++++ DOCUMENT TEXT ++++
I had not intended the thread to be about semantic redundancy. Rather it was about whether any language can be so reduced that you cannot say about it that it has any "fancy" features.

My first post in this thread was a response to another poster who had said: “When I started to study a little Arabic I was completely stunned, at first, when I realized that that language lacked the verbs to be and to have. But after a while I realized that these 2 verbs can be, actually, completely useless.” The point is that for English speakers these two verbs are not "completely useless." I suppose I am just trying to draw attention to the fact that the whole thing is a bit subjective. When we study another language we have to consider it in its own terms and not think of it as being deficient if it does not do something our mother tongue does. Equally, we ought not to start getting the idea that our mother tongue is lacking in some way because it does not do something another language we know does. All languages are complete systems.


----------



## Alxmrphi

Hulalessar said:


> Equally, we ought not to start getting the idea that our mother tongue is lacking in some way because it does not do something another language we know does. All languages are complete systems.


I seriously could not agree with you more on this point 

Some are just different, I remember someone mentioning Hungarian and they said something along the lines of "It'd take a whole paragraph of English to fully explain one single sentence in Hungarian, to explain and detail all the nuances that are implied". That made me think and wonder, and it made an impact because I still remember it today, but that doesn't mean English 'lacks' in this respect, even though I'd love to know Hungarian and be able to understand fully what this point means, but English is just a different system, there are probably many things I love about English that I wish Hungarian had (if I were to learn / speak it), different languages have different qualities, and even if someone can say a language doesn't have a particular function that is desireable, it will have many other aspects that are good, because (to re-iterate) they're different complete systems.


----------



## Hulalessar

No doubt the following is also true: "It'd take a whole paragraph of Hungarian to fully explain one single sentence in English, to explain and detail all the nuances that are implied".


----------



## Alxmrphi

> No doubt the following is also true: "It'd take a whole paragraph of Hungarian to fully explain one single sentence in English, to explain and detail all the nuances that are implied".


 
I’m not sure I get you, I know Hungarian is notoriously a difficult language to learn (based on its case structure and it was also surveyed to be the ones that people have the most problems with, out of all the British Council staff working in foreign embassies)

The idea is, the cases you put nouns into show / reflect certain relationships between what is being talked about, between speaker to speaker or speaker and object and there are many differently subtleties that a certain inflection can show that would require a good few words of English to underline the meaning.
++++
GOALS:
1. List every language the forum thread names.
2. Rewrite everything in the forum thread from "Some are just" down to "different complete systems.", changing "paragraph" to "page".
++++ RECORDS ++++
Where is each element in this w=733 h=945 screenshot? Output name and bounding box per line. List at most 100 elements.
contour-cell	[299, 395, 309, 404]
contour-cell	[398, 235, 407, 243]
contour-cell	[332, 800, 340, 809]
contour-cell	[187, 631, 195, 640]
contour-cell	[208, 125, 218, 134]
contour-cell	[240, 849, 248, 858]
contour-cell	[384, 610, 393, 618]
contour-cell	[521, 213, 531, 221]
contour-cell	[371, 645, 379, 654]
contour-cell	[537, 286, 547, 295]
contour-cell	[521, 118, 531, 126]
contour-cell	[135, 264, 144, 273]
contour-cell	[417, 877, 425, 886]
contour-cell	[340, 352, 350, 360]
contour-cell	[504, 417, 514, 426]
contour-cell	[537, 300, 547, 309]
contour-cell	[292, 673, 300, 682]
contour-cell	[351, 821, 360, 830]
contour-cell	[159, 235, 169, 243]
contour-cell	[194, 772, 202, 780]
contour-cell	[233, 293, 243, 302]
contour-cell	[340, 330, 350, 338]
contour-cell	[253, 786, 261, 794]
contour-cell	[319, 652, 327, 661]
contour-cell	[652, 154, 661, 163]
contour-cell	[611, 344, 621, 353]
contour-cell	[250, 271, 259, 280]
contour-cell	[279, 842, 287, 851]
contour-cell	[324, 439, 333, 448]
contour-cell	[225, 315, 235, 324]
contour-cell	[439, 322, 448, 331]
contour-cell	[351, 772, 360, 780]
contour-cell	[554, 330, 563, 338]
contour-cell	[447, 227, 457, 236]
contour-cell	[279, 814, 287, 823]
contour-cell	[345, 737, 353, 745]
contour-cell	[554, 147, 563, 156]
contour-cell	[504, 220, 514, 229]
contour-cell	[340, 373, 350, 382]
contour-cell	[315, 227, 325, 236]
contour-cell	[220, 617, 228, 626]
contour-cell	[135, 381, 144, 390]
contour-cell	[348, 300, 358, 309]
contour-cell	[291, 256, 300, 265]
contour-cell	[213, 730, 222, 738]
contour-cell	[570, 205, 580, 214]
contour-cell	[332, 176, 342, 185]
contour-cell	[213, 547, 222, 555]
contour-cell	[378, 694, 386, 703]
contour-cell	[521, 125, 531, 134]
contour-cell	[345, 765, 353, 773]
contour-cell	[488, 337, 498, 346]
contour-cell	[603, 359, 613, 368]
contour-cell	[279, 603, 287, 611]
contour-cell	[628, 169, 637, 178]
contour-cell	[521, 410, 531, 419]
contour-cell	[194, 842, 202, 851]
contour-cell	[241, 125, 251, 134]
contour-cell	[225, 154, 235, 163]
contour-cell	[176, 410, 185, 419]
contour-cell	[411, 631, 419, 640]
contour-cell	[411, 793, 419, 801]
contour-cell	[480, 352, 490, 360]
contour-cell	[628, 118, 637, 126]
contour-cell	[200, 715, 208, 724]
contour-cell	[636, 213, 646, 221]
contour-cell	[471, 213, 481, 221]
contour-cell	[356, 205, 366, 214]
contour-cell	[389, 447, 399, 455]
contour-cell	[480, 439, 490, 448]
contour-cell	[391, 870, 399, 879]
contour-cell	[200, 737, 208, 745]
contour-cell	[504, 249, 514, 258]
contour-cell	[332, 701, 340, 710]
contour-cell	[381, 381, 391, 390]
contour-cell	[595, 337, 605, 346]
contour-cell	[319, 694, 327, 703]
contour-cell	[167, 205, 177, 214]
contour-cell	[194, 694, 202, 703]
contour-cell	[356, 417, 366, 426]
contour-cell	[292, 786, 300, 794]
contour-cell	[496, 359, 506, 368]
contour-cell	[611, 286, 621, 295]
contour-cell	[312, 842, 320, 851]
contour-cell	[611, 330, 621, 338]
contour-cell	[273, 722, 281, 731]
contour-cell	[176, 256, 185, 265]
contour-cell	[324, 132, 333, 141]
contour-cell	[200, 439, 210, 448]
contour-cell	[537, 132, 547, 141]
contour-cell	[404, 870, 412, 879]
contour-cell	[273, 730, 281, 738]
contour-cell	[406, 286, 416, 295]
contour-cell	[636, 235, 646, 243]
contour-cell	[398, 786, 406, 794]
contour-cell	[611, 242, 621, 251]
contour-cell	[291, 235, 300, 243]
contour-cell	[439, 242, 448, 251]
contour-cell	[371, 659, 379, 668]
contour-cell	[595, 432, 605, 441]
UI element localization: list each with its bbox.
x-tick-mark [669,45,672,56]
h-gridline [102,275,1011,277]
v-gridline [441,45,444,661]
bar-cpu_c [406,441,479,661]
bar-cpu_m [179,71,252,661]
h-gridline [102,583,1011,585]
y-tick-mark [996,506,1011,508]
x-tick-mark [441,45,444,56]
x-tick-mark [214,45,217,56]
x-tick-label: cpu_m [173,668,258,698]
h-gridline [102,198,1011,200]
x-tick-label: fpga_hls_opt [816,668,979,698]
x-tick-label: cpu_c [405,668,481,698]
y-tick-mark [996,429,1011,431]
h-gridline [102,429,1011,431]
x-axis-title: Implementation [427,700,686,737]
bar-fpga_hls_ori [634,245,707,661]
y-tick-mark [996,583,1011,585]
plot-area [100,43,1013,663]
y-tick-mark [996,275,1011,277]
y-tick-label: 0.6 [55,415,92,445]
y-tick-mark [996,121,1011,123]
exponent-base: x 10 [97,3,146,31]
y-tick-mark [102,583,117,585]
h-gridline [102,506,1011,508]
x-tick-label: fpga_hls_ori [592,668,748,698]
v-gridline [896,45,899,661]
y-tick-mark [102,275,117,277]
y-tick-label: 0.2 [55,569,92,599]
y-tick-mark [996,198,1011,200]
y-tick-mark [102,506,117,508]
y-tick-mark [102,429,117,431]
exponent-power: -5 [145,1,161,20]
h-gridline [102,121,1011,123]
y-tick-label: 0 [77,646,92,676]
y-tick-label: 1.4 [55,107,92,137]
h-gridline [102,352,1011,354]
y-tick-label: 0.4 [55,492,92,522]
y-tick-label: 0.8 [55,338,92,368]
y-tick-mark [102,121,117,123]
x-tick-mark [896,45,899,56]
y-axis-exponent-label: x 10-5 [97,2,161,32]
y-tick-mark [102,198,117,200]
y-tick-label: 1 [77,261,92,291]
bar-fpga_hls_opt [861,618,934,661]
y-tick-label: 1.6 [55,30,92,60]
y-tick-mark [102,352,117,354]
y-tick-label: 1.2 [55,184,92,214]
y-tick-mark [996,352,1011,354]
++++
RESULTS:
1. Arabic, English, Hungarian

2.
Some are just different, I remember someone mentioning Hungarian and they said something along the lines of "It'd take a whole page of English to fully explain one single sentence in Hungarian, to explain and detail all the nuances that are implied". That made me think and wonder, and it made an impact because I still remember it today, but that doesn't mean English 'lacks' in this respect, even though I'd love to know Hungarian and be able to understand fully what this point means, but English is just a different system, there are probably many things I love about English that I wish Hungarian had (if I were to learn / speak it), different languages have different qualities, and even if someone can say a language doesn't have a particular function that is desireable, it will have many other aspects that are good, because (to re-iterate) they're different complete systems.